* DATA EXTRACT
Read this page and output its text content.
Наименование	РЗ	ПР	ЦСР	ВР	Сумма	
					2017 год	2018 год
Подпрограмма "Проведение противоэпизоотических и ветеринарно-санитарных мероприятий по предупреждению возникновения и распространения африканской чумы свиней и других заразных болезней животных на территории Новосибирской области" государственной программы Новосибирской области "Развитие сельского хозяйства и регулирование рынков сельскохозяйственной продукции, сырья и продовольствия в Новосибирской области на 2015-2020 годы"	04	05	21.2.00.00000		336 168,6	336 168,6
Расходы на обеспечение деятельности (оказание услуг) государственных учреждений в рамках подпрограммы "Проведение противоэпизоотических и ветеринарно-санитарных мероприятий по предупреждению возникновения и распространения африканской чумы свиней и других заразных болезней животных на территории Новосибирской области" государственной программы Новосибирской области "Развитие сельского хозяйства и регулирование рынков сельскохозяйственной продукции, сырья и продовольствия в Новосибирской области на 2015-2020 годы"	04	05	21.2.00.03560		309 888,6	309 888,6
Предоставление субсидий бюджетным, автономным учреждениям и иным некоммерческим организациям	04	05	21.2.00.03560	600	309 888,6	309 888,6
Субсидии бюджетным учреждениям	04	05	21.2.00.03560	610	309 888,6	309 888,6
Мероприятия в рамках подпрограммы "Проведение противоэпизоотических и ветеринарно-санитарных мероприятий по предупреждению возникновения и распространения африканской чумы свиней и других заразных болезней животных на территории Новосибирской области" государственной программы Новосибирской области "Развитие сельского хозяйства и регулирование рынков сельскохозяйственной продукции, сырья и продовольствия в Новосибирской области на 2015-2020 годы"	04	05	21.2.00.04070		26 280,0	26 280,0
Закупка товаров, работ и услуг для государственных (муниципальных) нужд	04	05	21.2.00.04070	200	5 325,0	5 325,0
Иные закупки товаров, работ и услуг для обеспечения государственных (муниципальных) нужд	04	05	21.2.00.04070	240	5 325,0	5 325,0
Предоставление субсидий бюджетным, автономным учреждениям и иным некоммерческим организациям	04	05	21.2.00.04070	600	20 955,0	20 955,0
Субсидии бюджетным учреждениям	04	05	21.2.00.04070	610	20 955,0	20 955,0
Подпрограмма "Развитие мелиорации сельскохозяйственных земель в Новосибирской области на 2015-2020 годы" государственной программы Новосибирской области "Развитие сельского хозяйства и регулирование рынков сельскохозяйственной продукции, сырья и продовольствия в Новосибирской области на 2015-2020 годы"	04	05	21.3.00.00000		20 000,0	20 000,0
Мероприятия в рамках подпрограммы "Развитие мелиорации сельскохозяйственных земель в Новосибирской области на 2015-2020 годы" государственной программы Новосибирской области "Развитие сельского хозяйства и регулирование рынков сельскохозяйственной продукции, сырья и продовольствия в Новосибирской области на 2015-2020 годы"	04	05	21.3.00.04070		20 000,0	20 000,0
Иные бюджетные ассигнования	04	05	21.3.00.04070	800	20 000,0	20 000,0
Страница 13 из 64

* GIVEN EXERCISE
Copy and report every line where the word "Субсидии" is present.

* THE SOLUTION
Субсидии бюджетным учреждениям	04	05	21.2.00.03560	610	309 888,6	309 888,6
Субсидии бюджетным учреждениям	04	05	21.2.00.04070	610	20 955,0	20 955,0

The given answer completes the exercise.